Task description
Could you copy out the passage below about Guillen's remarks on Sammy Sosa word for word, in its entirety?

Passage
Following Tuesday night's 8-1 loss to the Rangers, the White Sox manager was asked about Sammy Sosa's three-run home run off Mike MacDougal that put the contest out of reach in the eighth inning. Sosa's blast came after an intentional walk to Mark Teixeira, which Guillen said he would do again and again during the final two games of this three-game series.
Guillen then made one more unwittingly fateful comment behind the microphone before closing out his postgame press conference.
"Sammy, be ready because you are going to get hit," Guillen said as he stood up and headed out of U.S. Cellular Field's Conference and Learning Center.
That particular clip was played over and over again on the late newscasts in Chicago, making Guillen look as if he had some sort of vendetta against Sosa for his post-home run celebration. But nothing could be further from the truth, as Guillen explained to Sosa when he called him on Wednesday afternoon and then made clear to the media during his pregame chat.
"If people boo me like that and I hit a home run, I might run the bases backwards," said Guillen of Sosa, during his 12-minute session late Wednesday afternoon. "He thought he did something wrong that I don't like. I don't have anything against Sammy and I never will.
"When I have something against anyone, I won't say it. I do it and then I say it. People twist it the wrong way."

Excerpted records
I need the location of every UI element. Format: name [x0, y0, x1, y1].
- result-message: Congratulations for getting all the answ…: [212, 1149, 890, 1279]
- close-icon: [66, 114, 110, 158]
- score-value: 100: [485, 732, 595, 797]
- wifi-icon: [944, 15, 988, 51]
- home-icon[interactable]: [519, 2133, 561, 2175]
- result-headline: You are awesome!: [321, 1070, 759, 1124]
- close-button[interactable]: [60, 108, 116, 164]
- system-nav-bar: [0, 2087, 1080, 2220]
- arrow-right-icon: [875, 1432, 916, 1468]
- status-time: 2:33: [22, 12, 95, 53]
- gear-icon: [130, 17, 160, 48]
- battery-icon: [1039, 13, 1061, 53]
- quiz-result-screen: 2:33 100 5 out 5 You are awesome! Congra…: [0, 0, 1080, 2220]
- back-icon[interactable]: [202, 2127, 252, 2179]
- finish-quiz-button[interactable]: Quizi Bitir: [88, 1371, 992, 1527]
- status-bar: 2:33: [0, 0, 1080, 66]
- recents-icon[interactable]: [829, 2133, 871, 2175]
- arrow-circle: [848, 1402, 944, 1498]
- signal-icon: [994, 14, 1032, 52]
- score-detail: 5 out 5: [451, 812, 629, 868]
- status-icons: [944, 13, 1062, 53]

Exercise result
Following Tuesday night's 8-1 loss to the Rangers, the White Sox manager was asked about Sammy Sosa's three-run home run off Mike MacDougal that put the contest out of reach in the eighth inning. Sosa's blast came after an intentional walk to Mark Teixeira, which Guillen said he would do again and again during the final two games of this three-game series.
Guillen then made one more unwittingly fateful comment behind the microphone before closing out his postgame press conference.
"Sammy, be ready because you are going to get hit," Guillen said as he stood up and headed out of U.S. Cellular Field's Conference and Learning Center.
That particular clip was played over and over again on the late newscasts in Chicago, making Guillen look as if he had some sort of vendetta against Sosa for his post-home run celebration. But nothing could be further from the truth, as Guillen explained to Sosa when he called him on Wednesday afternoon and then made clear to the media during his pregame chat.
"If people boo me like that and I hit a home run, I might run the bases backwards," said Guillen of Sosa, during his 12-minute session late Wednesday afternoon. "He thought he did something wrong that I don't like. I don't have anything against Sammy and I never will.
"When I have something against anyone, I won't say it. I do it and then I say it. People twist it the wrong way."